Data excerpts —
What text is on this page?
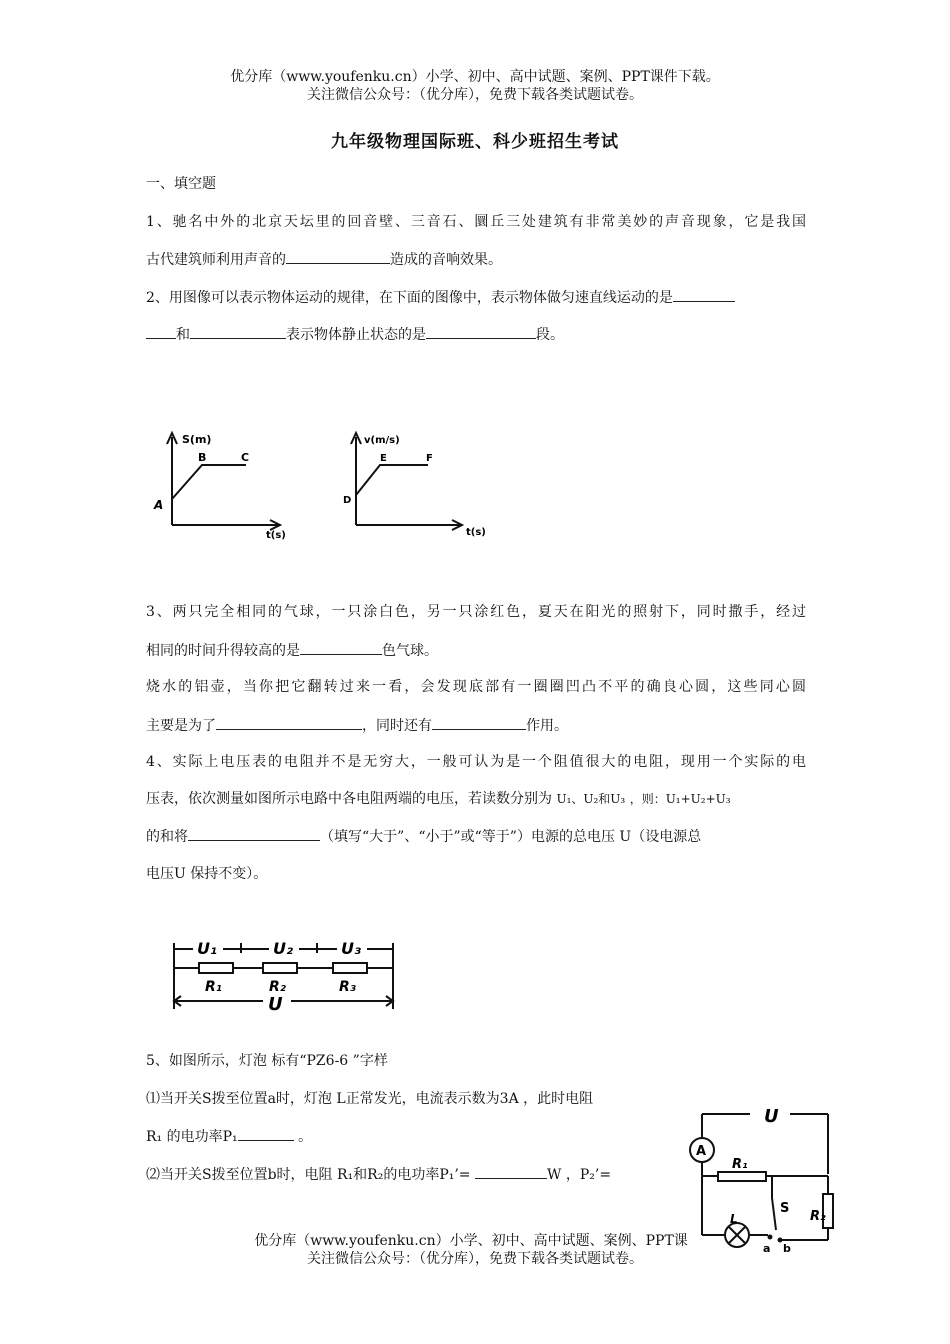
优分库（www.youfenku.cn）小学、初中、高中试题、案例、PPT课件下载。
关注微信公众号：（优分库），免费下载各类试题试卷。
九年级物理国际班、科少班招生考试
一、填空题
1、驰名中外的北京天坛里的回音壁、三音石、圜丘三处建筑有非常美妙的声音现象，它是我国
古代建筑师利用声音的	造成的音响效果。
2、用图像可以表示物体运动的规律，在下面的图像中，表示物体做匀速直线运动的是
和	表示物体静止状态的是	段。
S(m)
t(s)
A
B	C
v(m/s)
t(s)
D
E	F
3、两只完全相同的气球，一只涂白色，另一只涂红色，夏天在阳光的照射下，同时撒手，经过
相同的时间升得较高的是	色气球。
烧水的铝壶，当你把它翻转过来一看，会发现底部有一圈圈凹凸不平的确良心圆，这些同心圆
主要是为了	，同时还有	作用。
4、实际上电压表的电阻并不是无穷大，一般可认为是一个阻值很大的电阻，现用一个实际的电
压表，依次测量如图所示电路中各电阻两端的电压，若读数分别为 U₁、U₂和U₃ ，则：U₁+U₂+U₃
的和将	（填写“大于”、“小于”或“等于”）电源的总电压 U（设电源总
电压U 保持不变）。
U₁	U₂	U₃
R₁	R₂	R₃
U
5、如图所示，灯泡 标有“PZ6-6 ”字样
⑴当开关S拨至位置a时，灯泡 L正常发光，电流表示数为3A ，此时电阻
R₁ 的电功率P₁	。
⑵当开关S拨至位置b时，电阻 R₁和R₂的电功率P₁’=	W ，P₂’=
U
A
R₁
R₂
S
L
a b
优分库（www.youfenku.cn）小学、初中、高中试题、案例、PPT课
关注微信公众号：（优分库），免费下载各类试题试卷。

WHAT IS NEEDED —
Gather each line from the entries above that includes the word "高中试题".

OUTPUT OF THE TASK —
优分库（www.youfenku.cn）小学、初中、高中试题、案例、PPT课件下载。
优分库（www.youfenku.cn）小学、初中、高中试题、案例、PPT课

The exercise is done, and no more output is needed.